## START Record excerpts

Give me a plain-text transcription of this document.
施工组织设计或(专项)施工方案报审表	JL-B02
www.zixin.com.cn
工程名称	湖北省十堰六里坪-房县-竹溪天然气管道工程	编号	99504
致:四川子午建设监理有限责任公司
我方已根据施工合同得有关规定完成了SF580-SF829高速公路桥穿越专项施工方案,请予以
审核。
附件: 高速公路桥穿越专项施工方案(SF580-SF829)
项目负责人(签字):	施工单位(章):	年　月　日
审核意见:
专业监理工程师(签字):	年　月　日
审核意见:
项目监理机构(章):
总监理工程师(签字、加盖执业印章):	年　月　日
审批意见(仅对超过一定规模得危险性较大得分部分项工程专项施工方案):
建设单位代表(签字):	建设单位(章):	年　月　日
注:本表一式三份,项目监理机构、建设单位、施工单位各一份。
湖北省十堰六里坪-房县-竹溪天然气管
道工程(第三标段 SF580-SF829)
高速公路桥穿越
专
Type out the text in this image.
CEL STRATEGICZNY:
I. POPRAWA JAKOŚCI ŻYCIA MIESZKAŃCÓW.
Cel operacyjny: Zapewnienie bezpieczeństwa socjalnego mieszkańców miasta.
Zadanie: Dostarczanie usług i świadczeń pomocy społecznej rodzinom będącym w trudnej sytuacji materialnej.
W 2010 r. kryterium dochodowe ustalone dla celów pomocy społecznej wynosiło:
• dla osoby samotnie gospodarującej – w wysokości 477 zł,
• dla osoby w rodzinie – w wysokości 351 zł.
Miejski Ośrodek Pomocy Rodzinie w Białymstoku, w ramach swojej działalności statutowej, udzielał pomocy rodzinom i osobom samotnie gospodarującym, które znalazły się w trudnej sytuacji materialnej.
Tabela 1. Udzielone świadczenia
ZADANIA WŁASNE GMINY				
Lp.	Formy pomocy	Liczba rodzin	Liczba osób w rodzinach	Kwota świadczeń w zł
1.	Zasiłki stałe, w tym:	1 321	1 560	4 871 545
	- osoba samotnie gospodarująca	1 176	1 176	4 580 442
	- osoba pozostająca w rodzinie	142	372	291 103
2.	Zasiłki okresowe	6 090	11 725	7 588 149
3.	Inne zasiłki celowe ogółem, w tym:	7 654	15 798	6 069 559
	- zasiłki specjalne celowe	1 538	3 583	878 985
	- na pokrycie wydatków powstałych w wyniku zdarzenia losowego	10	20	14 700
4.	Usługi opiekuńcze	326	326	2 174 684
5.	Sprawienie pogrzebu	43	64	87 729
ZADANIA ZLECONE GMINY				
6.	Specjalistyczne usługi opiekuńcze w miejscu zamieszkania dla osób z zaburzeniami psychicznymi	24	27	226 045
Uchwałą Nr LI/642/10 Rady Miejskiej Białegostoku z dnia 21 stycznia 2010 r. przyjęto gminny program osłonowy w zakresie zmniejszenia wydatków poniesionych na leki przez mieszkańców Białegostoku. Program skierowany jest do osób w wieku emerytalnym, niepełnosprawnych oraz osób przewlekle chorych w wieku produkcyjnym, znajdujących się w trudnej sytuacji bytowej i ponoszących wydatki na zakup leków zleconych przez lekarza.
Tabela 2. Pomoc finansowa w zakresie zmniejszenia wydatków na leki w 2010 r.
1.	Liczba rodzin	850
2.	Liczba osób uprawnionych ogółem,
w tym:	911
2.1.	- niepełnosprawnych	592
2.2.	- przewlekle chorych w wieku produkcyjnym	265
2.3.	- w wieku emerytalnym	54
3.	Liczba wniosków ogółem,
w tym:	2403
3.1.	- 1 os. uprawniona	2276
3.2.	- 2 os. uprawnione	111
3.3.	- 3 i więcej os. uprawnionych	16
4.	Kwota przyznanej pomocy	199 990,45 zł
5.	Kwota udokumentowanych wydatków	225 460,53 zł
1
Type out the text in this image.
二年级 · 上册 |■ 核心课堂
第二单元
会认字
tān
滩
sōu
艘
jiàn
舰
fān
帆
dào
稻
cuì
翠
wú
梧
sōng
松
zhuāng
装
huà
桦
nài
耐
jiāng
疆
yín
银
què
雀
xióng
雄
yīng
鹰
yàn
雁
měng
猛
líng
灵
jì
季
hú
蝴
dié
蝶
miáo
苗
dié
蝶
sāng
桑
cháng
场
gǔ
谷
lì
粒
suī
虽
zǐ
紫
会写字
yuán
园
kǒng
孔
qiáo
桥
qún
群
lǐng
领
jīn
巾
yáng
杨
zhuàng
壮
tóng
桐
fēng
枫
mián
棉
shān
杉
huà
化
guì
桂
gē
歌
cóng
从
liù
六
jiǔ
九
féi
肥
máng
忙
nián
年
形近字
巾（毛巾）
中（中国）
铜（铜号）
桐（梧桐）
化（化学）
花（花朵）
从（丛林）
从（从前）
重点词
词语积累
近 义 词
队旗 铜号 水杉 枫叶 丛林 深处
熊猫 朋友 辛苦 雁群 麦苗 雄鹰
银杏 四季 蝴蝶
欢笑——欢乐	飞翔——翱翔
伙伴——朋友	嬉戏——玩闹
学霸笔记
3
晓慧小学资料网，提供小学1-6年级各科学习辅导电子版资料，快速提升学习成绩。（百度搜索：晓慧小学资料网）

## END Record excerpts

**Written exercise**
Set down the listing above in full, please, exactly as it appears.

**The solution**
Give me a plain-text transcription of this document.
施工组织设计或(专项)施工方案报审表	JL-B02
www.zixin.com.cn
工程名称	湖北省十堰六里坪-房县-竹溪天然气管道工程	编号	99504
致:四川子午建设监理有限责任公司
我方已根据施工合同得有关规定完成了SF580-SF829高速公路桥穿越专项施工方案,请予以
审核。
附件: 高速公路桥穿越专项施工方案(SF580-SF829)
项目负责人(签字):	施工单位(章):	年　月　日
审核意见:
专业监理工程师(签字):	年　月　日
审核意见:
项目监理机构(章):
总监理工程师(签字、加盖执业印章):	年　月　日
审批意见(仅对超过一定规模得危险性较大得分部分项工程专项施工方案):
建设单位代表(签字):	建设单位(章):	年　月　日
注:本表一式三份,项目监理机构、建设单位、施工单位各一份。
湖北省十堰六里坪-房县-竹溪天然气管
道工程(第三标段 SF580-SF829)
高速公路桥穿越
专
Type out the text in this image.
CEL STRATEGICZNY:
I. POPRAWA JAKOŚCI ŻYCIA MIESZKAŃCÓW.
Cel operacyjny: Zapewnienie bezpieczeństwa socjalnego mieszkańców miasta.
Zadanie: Dostarczanie usług i świadczeń pomocy społecznej rodzinom będącym w trudnej sytuacji materialnej.
W 2010 r. kryterium dochodowe ustalone dla celów pomocy społecznej wynosiło:
• dla osoby samotnie gospodarującej – w wysokości 477 zł,
• dla osoby w rodzinie – w wysokości 351 zł.
Miejski Ośrodek Pomocy Rodzinie w Białymstoku, w ramach swojej działalności statutowej, udzielał pomocy rodzinom i osobom samotnie gospodarującym, które znalazły się w trudnej sytuacji materialnej.
Tabela 1. Udzielone świadczenia
ZADANIA WŁASNE GMINY				
Lp.	Formy pomocy	Liczba rodzin	Liczba osób w rodzinach	Kwota świadczeń w zł
1.	Zasiłki stałe, w tym:	1 321	1 560	4 871 545
	- osoba samotnie gospodarująca	1 176	1 176	4 580 442
	- osoba pozostająca w rodzinie	142	372	291 103
2.	Zasiłki okresowe	6 090	11 725	7 588 149
3.	Inne zasiłki celowe ogółem, w tym:	7 654	15 798	6 069 559
	- zasiłki specjalne celowe	1 538	3 583	878 985
	- na pokrycie wydatków powstałych w wyniku zdarzenia losowego	10	20	14 700
4.	Usługi opiekuńcze	326	326	2 174 684
5.	Sprawienie pogrzebu	43	64	87 729
ZADANIA ZLECONE GMINY				
6.	Specjalistyczne usługi opiekuńcze w miejscu zamieszkania dla osób z zaburzeniami psychicznymi	24	27	226 045
Uchwałą Nr LI/642/10 Rady Miejskiej Białegostoku z dnia 21 stycznia 2010 r. przyjęto gminny program osłonowy w zakresie zmniejszenia wydatków poniesionych na leki przez mieszkańców Białegostoku. Program skierowany jest do osób w wieku emerytalnym, niepełnosprawnych oraz osób przewlekle chorych w wieku produkcyjnym, znajdujących się w trudnej sytuacji bytowej i ponoszących wydatki na zakup leków zleconych przez lekarza.
Tabela 2. Pomoc finansowa w zakresie zmniejszenia wydatków na leki w 2010 r.
1.	Liczba rodzin	850
2.	Liczba osób uprawnionych ogółem,
w tym:	911
2.1.	- niepełnosprawnych	592
2.2.	- przewlekle chorych w wieku produkcyjnym	265
2.3.	- w wieku emerytalnym	54
3.	Liczba wniosków ogółem,
w tym:	2403
3.1.	- 1 os. uprawniona	2276
3.2.	- 2 os. uprawnione	111
3.3.	- 3 i więcej os. uprawnionych	16
4.	Kwota przyznanej pomocy	199 990,45 zł
5.	Kwota udokumentowanych wydatków	225 460,53 zł
1
Type out the text in this image.
二年级 · 上册 |■ 核心课堂
第二单元
会认字
tān
滩
sōu
艘
jiàn
舰
fān
帆
dào
稻
cuì
翠
wú
梧
sōng
松
zhuāng
装
huà
桦
nài
耐
jiāng
疆
yín
银
què
雀
xióng
雄
yīng
鹰
yàn
雁
měng
猛
líng
灵
jì
季
hú
蝴
dié
蝶
miáo
苗
dié
蝶
sāng
桑
cháng
场
gǔ
谷
lì
粒
suī
虽
zǐ
紫
会写字
yuán
园
kǒng
孔
qiáo
桥
qún
群
lǐng
领
jīn
巾
yáng
杨
zhuàng
壮
tóng
桐
fēng
枫
mián
棉
shān
杉
huà
化
guì
桂
gē
歌
cóng
从
liù
六
jiǔ
九
féi
肥
máng
忙
nián
年
形近字
巾（毛巾）
中（中国）
铜（铜号）
桐（梧桐）
化（化学）
花（花朵）
从（丛林）
从（从前）
重点词
词语积累
近 义 词
队旗 铜号 水杉 枫叶 丛林 深处
熊猫 朋友 辛苦 雁群 麦苗 雄鹰
银杏 四季 蝴蝶
欢笑——欢乐	飞翔——翱翔
伙伴——朋友	嬉戏——玩闹
学霸笔记
3
晓慧小学资料网，提供小学1-6年级各科学习辅导电子版资料，快速提升学习成绩。（百度搜索：晓慧小学资料网）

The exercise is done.